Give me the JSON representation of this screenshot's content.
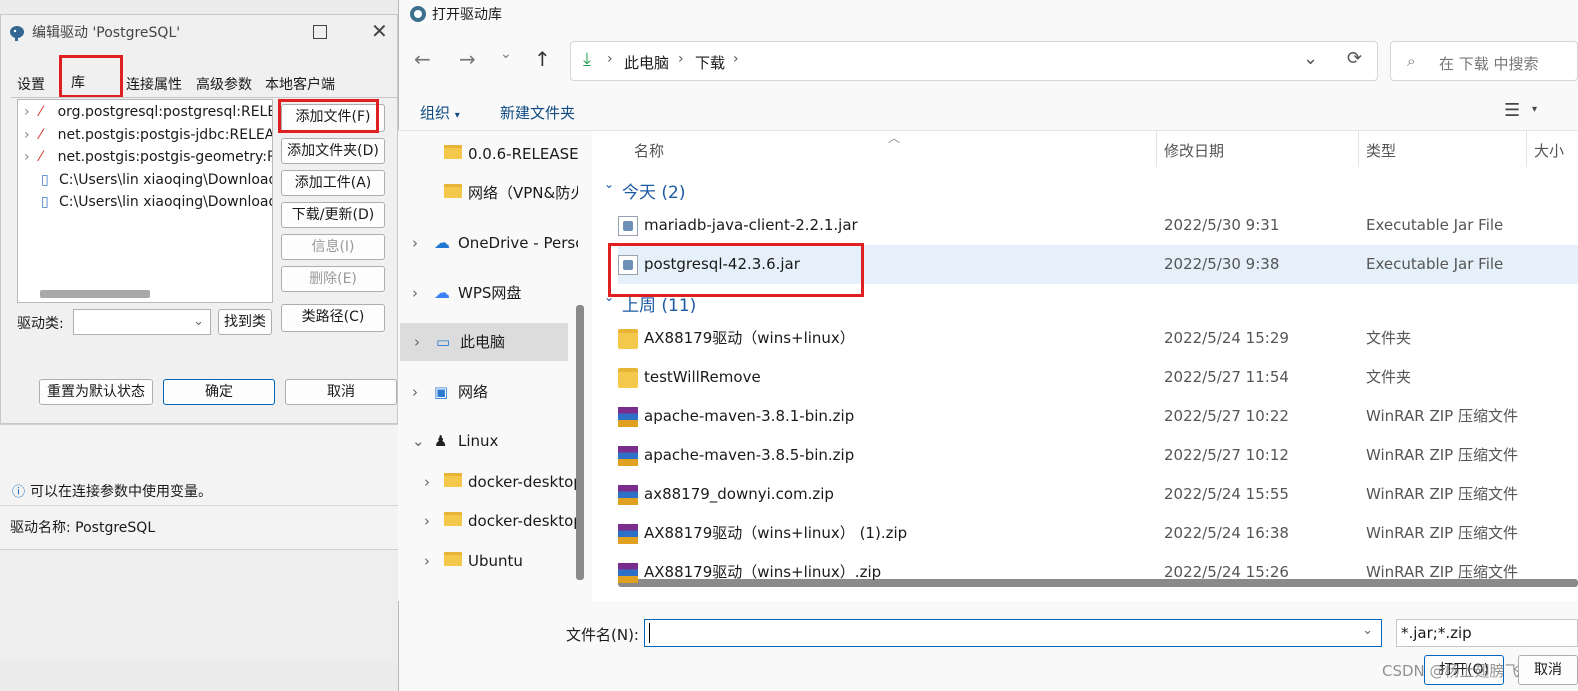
{
  "left": {
    "title": "编辑驱动 'PostgreSQL'",
    "tabs": [
      "设置",
      "库",
      "连接属性",
      "高级参数",
      "本地客户端"
    ],
    "tree": [
      {
        "label": "org.postgresql:postgresql:RELEASE",
        "kind": "maven"
      },
      {
        "label": "net.postgis:postgis-jdbc:RELEASE",
        "kind": "maven"
      },
      {
        "label": "net.postgis:postgis-geometry:RELEASE",
        "kind": "maven"
      },
      {
        "label": "C:\\Users\\lin xiaoqing\\Downloads",
        "kind": "file"
      },
      {
        "label": "C:\\Users\\lin xiaoqing\\Downloads",
        "kind": "file"
      }
    ],
    "buttons": {
      "add_file": "添加文件(F)",
      "add_folder": "添加文件夹(D)",
      "add_artifact": "添加工件(A)",
      "download_update": "下载/更新(D)",
      "info": "信息(I)",
      "delete": "删除(E)",
      "class_path": "类路径(C)",
      "find_class": "找到类",
      "reset_default": "重置为默认状态",
      "ok": "确定",
      "cancel": "取消"
    },
    "driver_class_label": "驱动类:",
    "info_text": "可以在连接参数中使用变量。",
    "driver_name_label": "驱动名称: PostgreSQL"
  },
  "right": {
    "title": "打开驱动库",
    "breadcrumb": [
      "此电脑",
      "下载"
    ],
    "search_placeholder": "在 下载 中搜索",
    "toolbar": {
      "organize": "组织",
      "new_folder": "新建文件夹"
    },
    "nav_items": [
      {
        "label": "0.0.6-RELEASE",
        "icon": "folder",
        "expandable": false
      },
      {
        "label": "网络（VPN&防火墙）",
        "icon": "folder",
        "expandable": false
      },
      {
        "label": "OneDrive - Personal",
        "icon": "onedrive",
        "expandable": true
      },
      {
        "label": "WPS网盘",
        "icon": "cloud",
        "expandable": true
      },
      {
        "label": "此电脑",
        "icon": "computer",
        "expandable": true
      },
      {
        "label": "网络",
        "icon": "network",
        "expandable": true
      },
      {
        "label": "Linux",
        "icon": "linux",
        "expandable": true
      },
      {
        "label": "docker-desktop",
        "icon": "folder",
        "expandable": true
      },
      {
        "label": "docker-desktop-data",
        "icon": "folder",
        "expandable": true
      },
      {
        "label": "Ubuntu",
        "icon": "folder",
        "expandable": true
      }
    ],
    "columns": [
      "名称",
      "修改日期",
      "类型",
      "大小"
    ],
    "group_today": "今天 (2)",
    "group_lastweek": "上周 (11)",
    "files_today": [
      {
        "name": "mariadb-java-client-2.2.1.jar",
        "date": "2022/5/30 9:31",
        "type": "Executable Jar File",
        "icon": "jar"
      },
      {
        "name": "postgresql-42.3.6.jar",
        "date": "2022/5/30 9:38",
        "type": "Executable Jar File",
        "icon": "jar"
      }
    ],
    "files_lastweek": [
      {
        "name": "AX88179驱动（wins+linux）",
        "date": "2022/5/24 15:29",
        "type": "文件夹",
        "icon": "folder"
      },
      {
        "name": "testWillRemove",
        "date": "2022/5/27 11:54",
        "type": "文件夹",
        "icon": "folder"
      },
      {
        "name": "apache-maven-3.8.1-bin.zip",
        "date": "2022/5/27 10:22",
        "type": "WinRAR ZIP 压缩文件",
        "icon": "zip"
      },
      {
        "name": "apache-maven-3.8.5-bin.zip",
        "date": "2022/5/27 10:12",
        "type": "WinRAR ZIP 压缩文件",
        "icon": "zip"
      },
      {
        "name": "ax88179_downyi.com.zip",
        "date": "2022/5/24 15:55",
        "type": "WinRAR ZIP 压缩文件",
        "icon": "zip"
      },
      {
        "name": "AX88179驱动（wins+linux） (1).zip",
        "date": "2022/5/24 16:38",
        "type": "WinRAR ZIP 压缩文件",
        "icon": "zip"
      },
      {
        "name": "AX88179驱动（wins+linux）.zip",
        "date": "2022/5/24 15:26",
        "type": "WinRAR ZIP 压缩文件",
        "icon": "zip"
      }
    ],
    "filename_label": "文件名(N):",
    "filename_value": "",
    "filter_value": "*.jar;*.zip",
    "open_button": "打开(O)",
    "cancel_button": "取消",
    "watermark": "CSDN @杨上翅膀飞"
  },
  "colors": {
    "accent": "#0067c0",
    "highlight": "#e02020",
    "selected_row": "#e5f0fb"
  }
}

============================================================

Your instructions: Give the material again exactly as it is, but keep the pictures out.

Response below:
Give me the JSON representation of this screenshot's content.
{
  "left": {
    "title": "编辑驱动 'PostgreSQL'",
    "tabs": [
      "设置",
      "库",
      "连接属性",
      "高级参数",
      "本地客户端"
    ],
    "tree": [
      {
        "label": "org.postgresql:postgresql:RELEASE",
        "kind": "maven"
      },
      {
        "label": "net.postgis:postgis-jdbc:RELEASE",
        "kind": "maven"
      },
      {
        "label": "net.postgis:postgis-geometry:RELEASE",
        "kind": "maven"
      },
      {
        "label": "C:\\Users\\lin xiaoqing\\Downloads",
        "kind": "file"
      },
      {
        "label": "C:\\Users\\lin xiaoqing\\Downloads",
        "kind": "file"
      }
    ],
    "buttons": {
      "add_file": "添加文件(F)",
      "add_folder": "添加文件夹(D)",
      "add_artifact": "添加工件(A)",
      "download_update": "下载/更新(D)",
      "info": "信息(I)",
      "delete": "删除(E)",
      "class_path": "类路径(C)",
      "find_class": "找到类",
      "reset_default": "重置为默认状态",
      "ok": "确定",
      "cancel": "取消"
    },
    "driver_class_label": "驱动类:",
    "info_text": "可以在连接参数中使用变量。",
    "driver_name_label": "驱动名称: PostgreSQL"
  },
  "right": {
    "title": "打开驱动库",
    "breadcrumb": [
      "此电脑",
      "下载"
    ],
    "search_placeholder": "在 下载 中搜索",
    "toolbar": {
      "organize": "组织",
      "new_folder": "新建文件夹"
    },
    "nav_items": [
      {
        "label": "0.0.6-RELEASE",
        "icon": "folder",
        "expandable": false
      },
      {
        "label": "网络（VPN&防火墙）",
        "icon": "folder",
        "expandable": false
      },
      {
        "label": "OneDrive - Personal",
        "icon": "onedrive",
        "expandable": true
      },
      {
        "label": "WPS网盘",
        "icon": "cloud",
        "expandable": true
      },
      {
        "label": "此电脑",
        "icon": "computer",
        "expandable": true
      },
      {
        "label": "网络",
        "icon": "network",
        "expandable": true
      },
      {
        "label": "Linux",
        "icon": "linux",
        "expandable": true
      },
      {
        "label": "docker-desktop",
        "icon": "folder",
        "expandable": true
      },
      {
        "label": "docker-desktop-data",
        "icon": "folder",
        "expandable": true
      },
      {
        "label": "Ubuntu",
        "icon": "folder",
        "expandable": true
      }
    ],
    "columns": [
      "名称",
      "修改日期",
      "类型",
      "大小"
    ],
    "group_today": "今天 (2)",
    "group_lastweek": "上周 (11)",
    "files_today": [
      {
        "name": "mariadb-java-client-2.2.1.jar",
        "date": "2022/5/30 9:31",
        "type": "Executable Jar File",
        "icon": "jar"
      },
      {
        "name": "postgresql-42.3.6.jar",
        "date": "2022/5/30 9:38",
        "type": "Executable Jar File",
        "icon": "jar"
      }
    ],
    "files_lastweek": [
      {
        "name": "AX88179驱动（wins+linux）",
        "date": "2022/5/24 15:29",
        "type": "文件夹",
        "icon": "folder"
      },
      {
        "name": "testWillRemove",
        "date": "2022/5/27 11:54",
        "type": "文件夹",
        "icon": "folder"
      },
      {
        "name": "apache-maven-3.8.1-bin.zip",
        "date": "2022/5/27 10:22",
        "type": "WinRAR ZIP 压缩文件",
        "icon": "zip"
      },
      {
        "name": "apache-maven-3.8.5-bin.zip",
        "date": "2022/5/27 10:12",
        "type": "WinRAR ZIP 压缩文件",
        "icon": "zip"
      },
      {
        "name": "ax88179_downyi.com.zip",
        "date": "2022/5/24 15:55",
        "type": "WinRAR ZIP 压缩文件",
        "icon": "zip"
      },
      {
        "name": "AX88179驱动（wins+linux） (1).zip",
        "date": "2022/5/24 16:38",
        "type": "WinRAR ZIP 压缩文件",
        "icon": "zip"
      },
      {
        "name": "AX88179驱动（wins+linux）.zip",
        "date": "2022/5/24 15:26",
        "type": "WinRAR ZIP 压缩文件",
        "icon": "zip"
      }
    ],
    "filename_label": "文件名(N):",
    "filename_value": "",
    "filter_value": "*.jar;*.zip",
    "open_button": "打开(O)",
    "cancel_button": "取消",
    "watermark": "CSDN @杨上翅膀飞"
  },
  "colors": {
    "accent": "#0067c0",
    "highlight": "#e02020",
    "selected_row": "#e5f0fb"
  }
}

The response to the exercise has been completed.